Task instructions:
Wherever the word "해당자에" appears in the entries, copy the whole line.

* START Records for this task *

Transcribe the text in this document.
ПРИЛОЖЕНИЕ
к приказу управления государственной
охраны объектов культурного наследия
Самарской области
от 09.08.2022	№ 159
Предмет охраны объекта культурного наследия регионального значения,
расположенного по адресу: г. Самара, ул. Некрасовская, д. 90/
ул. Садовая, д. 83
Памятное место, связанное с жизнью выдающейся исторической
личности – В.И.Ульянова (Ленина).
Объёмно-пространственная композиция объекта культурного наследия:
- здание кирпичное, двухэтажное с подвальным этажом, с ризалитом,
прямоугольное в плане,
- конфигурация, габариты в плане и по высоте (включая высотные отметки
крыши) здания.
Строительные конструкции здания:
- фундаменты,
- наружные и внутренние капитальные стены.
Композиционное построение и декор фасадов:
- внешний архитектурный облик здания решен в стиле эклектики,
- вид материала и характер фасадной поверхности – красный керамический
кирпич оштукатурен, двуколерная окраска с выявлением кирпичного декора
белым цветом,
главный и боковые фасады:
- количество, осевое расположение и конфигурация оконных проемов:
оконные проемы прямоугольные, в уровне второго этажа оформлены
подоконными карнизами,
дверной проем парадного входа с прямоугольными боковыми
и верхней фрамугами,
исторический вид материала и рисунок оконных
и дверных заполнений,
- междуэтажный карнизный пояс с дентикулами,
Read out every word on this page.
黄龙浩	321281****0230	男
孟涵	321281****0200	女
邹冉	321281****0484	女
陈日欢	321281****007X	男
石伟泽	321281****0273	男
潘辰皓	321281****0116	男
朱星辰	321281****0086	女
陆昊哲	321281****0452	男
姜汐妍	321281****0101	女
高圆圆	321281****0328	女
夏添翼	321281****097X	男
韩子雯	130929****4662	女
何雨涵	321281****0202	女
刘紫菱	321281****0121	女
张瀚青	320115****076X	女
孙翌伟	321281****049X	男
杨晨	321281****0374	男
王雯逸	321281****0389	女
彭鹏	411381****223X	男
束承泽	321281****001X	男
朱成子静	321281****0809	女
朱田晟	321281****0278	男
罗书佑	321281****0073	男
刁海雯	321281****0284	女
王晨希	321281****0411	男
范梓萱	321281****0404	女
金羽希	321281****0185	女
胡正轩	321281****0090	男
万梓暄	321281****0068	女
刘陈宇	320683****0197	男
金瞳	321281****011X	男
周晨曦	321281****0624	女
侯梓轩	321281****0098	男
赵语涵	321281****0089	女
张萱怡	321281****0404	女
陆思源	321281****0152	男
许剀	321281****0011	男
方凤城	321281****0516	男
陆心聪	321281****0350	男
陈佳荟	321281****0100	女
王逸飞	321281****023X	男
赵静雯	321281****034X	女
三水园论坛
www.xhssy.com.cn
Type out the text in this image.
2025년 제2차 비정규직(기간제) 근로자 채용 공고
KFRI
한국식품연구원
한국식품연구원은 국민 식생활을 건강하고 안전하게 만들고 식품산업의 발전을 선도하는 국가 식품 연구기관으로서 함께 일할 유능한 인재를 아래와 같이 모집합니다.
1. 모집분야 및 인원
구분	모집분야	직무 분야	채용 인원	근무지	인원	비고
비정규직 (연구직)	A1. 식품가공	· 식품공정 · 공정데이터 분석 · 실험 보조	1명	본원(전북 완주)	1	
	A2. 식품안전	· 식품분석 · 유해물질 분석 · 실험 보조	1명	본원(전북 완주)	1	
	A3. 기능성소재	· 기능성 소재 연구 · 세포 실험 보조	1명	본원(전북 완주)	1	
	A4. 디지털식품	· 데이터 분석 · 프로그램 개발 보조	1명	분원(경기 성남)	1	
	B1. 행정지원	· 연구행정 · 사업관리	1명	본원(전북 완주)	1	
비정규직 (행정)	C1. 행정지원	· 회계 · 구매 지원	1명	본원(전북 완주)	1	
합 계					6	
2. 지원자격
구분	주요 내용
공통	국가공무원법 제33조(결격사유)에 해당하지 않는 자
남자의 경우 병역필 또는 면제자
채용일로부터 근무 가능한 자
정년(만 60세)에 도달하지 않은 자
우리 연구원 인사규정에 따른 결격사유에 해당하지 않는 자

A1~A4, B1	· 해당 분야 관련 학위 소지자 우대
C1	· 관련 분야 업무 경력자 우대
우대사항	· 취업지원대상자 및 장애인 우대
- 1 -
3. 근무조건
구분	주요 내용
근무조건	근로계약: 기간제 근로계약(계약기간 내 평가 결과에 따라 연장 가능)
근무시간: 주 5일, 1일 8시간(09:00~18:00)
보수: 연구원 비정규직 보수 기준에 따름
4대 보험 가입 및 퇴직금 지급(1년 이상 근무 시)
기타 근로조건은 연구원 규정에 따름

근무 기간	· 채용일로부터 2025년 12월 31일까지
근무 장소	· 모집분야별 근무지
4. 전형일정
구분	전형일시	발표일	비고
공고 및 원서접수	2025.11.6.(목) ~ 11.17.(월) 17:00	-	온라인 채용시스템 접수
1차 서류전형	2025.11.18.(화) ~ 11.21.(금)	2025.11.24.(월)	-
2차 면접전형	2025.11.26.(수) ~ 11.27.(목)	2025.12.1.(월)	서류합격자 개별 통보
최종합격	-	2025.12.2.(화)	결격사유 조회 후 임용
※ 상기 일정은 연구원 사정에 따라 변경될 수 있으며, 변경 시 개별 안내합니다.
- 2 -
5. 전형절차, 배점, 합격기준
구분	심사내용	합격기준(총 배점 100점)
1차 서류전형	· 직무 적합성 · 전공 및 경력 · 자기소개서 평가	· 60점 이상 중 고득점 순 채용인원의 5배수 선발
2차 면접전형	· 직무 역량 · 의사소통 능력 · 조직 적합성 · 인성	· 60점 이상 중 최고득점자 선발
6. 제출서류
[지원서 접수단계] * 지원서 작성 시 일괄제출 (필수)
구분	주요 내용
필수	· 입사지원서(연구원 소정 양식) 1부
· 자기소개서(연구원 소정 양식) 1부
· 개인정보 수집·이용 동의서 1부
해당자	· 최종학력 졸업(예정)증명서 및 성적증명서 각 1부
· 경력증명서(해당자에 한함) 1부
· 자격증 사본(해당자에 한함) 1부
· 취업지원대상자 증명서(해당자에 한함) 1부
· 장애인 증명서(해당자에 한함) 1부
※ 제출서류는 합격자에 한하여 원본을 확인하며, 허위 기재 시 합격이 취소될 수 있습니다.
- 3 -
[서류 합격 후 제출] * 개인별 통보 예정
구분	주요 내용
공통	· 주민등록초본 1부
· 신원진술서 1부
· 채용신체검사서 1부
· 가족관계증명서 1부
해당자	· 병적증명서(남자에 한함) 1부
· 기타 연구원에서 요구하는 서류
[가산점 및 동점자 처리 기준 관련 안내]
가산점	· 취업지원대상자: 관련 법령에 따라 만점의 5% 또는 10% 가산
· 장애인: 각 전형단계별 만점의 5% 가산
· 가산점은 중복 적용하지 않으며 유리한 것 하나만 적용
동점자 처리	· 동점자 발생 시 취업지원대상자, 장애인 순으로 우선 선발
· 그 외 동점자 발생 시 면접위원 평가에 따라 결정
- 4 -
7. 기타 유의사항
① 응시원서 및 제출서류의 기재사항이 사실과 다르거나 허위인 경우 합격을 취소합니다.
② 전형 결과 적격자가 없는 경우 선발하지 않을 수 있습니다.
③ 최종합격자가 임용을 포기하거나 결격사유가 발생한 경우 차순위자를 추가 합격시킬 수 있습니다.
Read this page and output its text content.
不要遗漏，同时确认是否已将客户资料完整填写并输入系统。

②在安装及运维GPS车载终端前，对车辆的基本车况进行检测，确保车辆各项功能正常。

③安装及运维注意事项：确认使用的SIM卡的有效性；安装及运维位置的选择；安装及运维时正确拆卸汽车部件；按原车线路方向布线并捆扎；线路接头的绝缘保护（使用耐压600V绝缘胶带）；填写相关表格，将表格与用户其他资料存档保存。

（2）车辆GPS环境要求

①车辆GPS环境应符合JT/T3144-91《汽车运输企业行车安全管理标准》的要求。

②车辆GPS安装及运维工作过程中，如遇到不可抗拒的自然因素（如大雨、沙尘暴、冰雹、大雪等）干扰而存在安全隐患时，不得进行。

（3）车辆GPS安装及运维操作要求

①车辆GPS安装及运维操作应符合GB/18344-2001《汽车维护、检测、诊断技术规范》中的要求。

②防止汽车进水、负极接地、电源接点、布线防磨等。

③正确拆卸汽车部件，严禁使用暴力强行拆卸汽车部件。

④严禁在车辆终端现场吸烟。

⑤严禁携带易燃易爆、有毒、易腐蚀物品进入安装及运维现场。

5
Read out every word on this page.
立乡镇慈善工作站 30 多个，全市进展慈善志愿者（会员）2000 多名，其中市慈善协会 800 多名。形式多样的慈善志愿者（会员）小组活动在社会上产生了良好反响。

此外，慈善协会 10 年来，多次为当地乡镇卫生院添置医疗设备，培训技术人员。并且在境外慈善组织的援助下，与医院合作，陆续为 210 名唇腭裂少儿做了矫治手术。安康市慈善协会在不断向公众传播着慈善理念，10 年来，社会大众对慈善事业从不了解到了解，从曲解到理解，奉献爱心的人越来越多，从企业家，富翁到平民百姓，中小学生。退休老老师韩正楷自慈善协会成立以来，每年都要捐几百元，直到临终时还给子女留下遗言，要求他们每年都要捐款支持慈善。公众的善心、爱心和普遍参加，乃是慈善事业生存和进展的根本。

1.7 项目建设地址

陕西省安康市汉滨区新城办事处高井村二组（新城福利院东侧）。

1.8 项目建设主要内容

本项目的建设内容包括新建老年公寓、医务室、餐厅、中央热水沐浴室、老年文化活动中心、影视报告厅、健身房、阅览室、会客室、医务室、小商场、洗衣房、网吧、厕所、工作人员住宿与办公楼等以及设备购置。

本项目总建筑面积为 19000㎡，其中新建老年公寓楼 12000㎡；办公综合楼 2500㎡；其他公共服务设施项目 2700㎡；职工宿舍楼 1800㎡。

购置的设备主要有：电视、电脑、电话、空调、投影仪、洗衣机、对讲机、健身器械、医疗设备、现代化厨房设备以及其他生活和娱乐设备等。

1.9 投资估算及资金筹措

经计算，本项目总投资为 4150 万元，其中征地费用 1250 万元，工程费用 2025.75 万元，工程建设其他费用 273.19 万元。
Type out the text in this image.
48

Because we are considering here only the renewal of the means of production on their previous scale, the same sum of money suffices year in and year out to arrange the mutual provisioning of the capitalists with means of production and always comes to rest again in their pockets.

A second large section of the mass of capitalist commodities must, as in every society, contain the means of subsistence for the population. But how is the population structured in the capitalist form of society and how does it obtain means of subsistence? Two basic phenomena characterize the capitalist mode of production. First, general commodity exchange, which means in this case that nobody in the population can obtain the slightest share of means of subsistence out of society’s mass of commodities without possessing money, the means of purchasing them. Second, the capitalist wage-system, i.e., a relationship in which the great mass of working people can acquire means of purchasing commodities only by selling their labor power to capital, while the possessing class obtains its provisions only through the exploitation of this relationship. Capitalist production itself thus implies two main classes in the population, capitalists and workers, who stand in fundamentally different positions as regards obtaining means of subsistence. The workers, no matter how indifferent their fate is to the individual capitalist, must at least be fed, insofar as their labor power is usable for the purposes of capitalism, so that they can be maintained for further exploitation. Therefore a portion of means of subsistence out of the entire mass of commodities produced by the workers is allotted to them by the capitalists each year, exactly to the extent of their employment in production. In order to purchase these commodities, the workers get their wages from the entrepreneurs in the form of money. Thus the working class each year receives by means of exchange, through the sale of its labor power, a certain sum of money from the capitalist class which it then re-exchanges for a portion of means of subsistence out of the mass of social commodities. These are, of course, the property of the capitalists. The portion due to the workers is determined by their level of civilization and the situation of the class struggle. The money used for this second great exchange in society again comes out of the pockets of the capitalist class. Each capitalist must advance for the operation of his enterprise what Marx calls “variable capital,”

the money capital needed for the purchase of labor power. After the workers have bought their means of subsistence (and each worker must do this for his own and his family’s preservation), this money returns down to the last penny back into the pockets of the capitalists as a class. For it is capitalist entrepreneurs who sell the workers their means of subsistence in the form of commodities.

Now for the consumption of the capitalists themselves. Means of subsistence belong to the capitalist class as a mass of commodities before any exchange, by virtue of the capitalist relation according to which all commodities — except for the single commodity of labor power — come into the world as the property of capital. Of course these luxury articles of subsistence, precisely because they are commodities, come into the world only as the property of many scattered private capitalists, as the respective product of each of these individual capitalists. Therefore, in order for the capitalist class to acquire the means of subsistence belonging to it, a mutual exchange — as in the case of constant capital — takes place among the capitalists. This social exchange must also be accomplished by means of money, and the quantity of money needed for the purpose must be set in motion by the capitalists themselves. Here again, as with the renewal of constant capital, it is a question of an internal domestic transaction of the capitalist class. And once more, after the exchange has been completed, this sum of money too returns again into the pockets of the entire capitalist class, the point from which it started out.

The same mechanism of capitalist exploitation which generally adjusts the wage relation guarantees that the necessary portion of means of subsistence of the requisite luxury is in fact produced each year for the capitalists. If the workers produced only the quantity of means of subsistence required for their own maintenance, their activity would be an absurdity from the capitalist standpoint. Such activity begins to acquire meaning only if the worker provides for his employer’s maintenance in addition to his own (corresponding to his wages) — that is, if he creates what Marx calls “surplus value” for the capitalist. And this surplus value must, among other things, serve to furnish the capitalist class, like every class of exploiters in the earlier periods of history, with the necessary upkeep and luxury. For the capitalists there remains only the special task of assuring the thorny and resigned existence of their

* END Records for this task *

Output for this task:
· 경력증명서(해당자에 한함) 1부
· 자격증 사본(해당자에 한함) 1부
· 취업지원대상자 증명서(해당자에 한함) 1부
· 장애인 증명서(해당자에 한함) 1부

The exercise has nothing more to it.